Stored items from a collection
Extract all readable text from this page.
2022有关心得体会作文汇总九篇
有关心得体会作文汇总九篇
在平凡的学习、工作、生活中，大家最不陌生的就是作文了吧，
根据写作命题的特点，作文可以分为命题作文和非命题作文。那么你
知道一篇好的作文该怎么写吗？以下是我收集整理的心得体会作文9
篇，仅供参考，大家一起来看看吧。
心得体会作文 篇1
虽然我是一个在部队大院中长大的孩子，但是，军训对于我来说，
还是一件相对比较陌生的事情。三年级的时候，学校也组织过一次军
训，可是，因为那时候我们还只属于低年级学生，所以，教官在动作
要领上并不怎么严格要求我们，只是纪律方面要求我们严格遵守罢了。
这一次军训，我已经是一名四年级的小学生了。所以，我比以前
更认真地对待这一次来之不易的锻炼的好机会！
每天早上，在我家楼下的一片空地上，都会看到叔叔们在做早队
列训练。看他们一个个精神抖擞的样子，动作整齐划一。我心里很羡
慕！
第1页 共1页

[What you are asked to do] Extract the data in full. Keep it word for word.

[Written response]
Extract all readable text from this page.
2022有关心得体会作文汇总九篇
有关心得体会作文汇总九篇
在平凡的学习、工作、生活中，大家最不陌生的就是作文了吧，
根据写作命题的特点，作文可以分为命题作文和非命题作文。那么你
知道一篇好的作文该怎么写吗？以下是我收集整理的心得体会作文9
篇，仅供参考，大家一起来看看吧。
心得体会作文 篇1
虽然我是一个在部队大院中长大的孩子，但是，军训对于我来说，
还是一件相对比较陌生的事情。三年级的时候，学校也组织过一次军
训，可是，因为那时候我们还只属于低年级学生，所以，教官在动作
要领上并不怎么严格要求我们，只是纪律方面要求我们严格遵守罢了。
这一次军训，我已经是一名四年级的小学生了。所以，我比以前
更认真地对待这一次来之不易的锻炼的好机会！
每天早上，在我家楼下的一片空地上，都会看到叔叔们在做早队
列训练。看他们一个个精神抖擞的样子，动作整齐划一。我心里很羡
慕！
第1页 共1页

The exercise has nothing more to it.